Records from a data collection:
"""
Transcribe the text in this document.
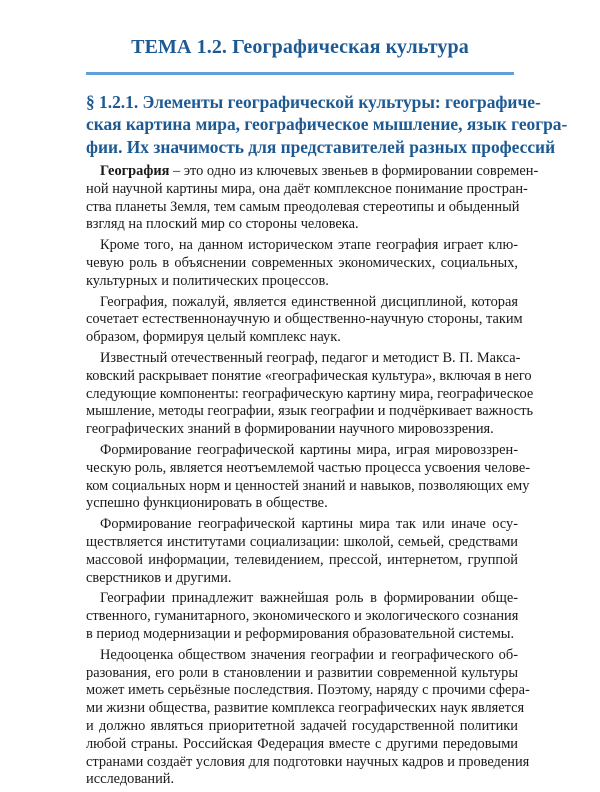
ТЕМА 1.2. Географическая культура
§ 1.2.1. Элементы географической культуры: географиче-
ская картина мира, географическое мышление, язык геогра-
фии. Их значимость для представителей разных профессий
География – это одно из ключевых звеньев в формировании современ-
ной научной картины мира, она даёт комплексное понимание простран-
ства планеты Земля, тем самым преодолевая стереотипы и обыденный
взгляд на плоский мир со стороны человека.
Кроме того, на данном историческом этапе география играет клю-
чевую роль в объяснении современных экономических, социальных,
культурных и политических процессов.
География, пожалуй, является единственной дисциплиной, которая
сочетает естественнонаучную и общественно-научную стороны, таким
образом, формируя целый комплекс наук.
Известный отечественный географ, педагог и методист В. П. Макса-
ковский раскрывает понятие «географическая культура», включая в него
следующие компоненты: географическую картину мира, географическое
мышление, методы географии, язык географии и подчёркивает важность
географических знаний в формировании научного мировоззрения.
Формирование географической картины мира, играя мировоззрен-
ческую роль, является неотъемлемой частью процесса усвоения челове-
ком социальных норм и ценностей знаний и навыков, позволяющих ему
успешно функционировать в обществе.
Формирование географической картины мира так или иначе осу-
ществляется институтами социализации: школой, семьей, средствами
массовой информации, телевидением, прессой, интернетом, группой
сверстников и другими.
Географии принадлежит важнейшая роль в формировании обще-
ственного, гуманитарного, экономического и экологического сознания
в период модернизации и реформирования образовательной системы.
Недооценка обществом значения географии и географического об-
разования, его роли в становлении и развитии современной культуры
может иметь серьёзные последствия. Поэтому, наряду с прочими сфера-
ми жизни общества, развитие комплекса географических наук является
и должно являться приоритетной задачей государственной политики
любой страны. Российская Федерация вместе с другими передовыми
странами создаёт условия для подготовки научных кадров и проведения
исследований.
"""
### [Exercise prompt]
Copy every line of the records above that contains "роль".

### [The response]
чевую роль в объяснении современных экономических, социальных,
ческую роль, является неотъемлемой частью процесса усвоения челове-
Географии принадлежит важнейшая роль в формировании обще-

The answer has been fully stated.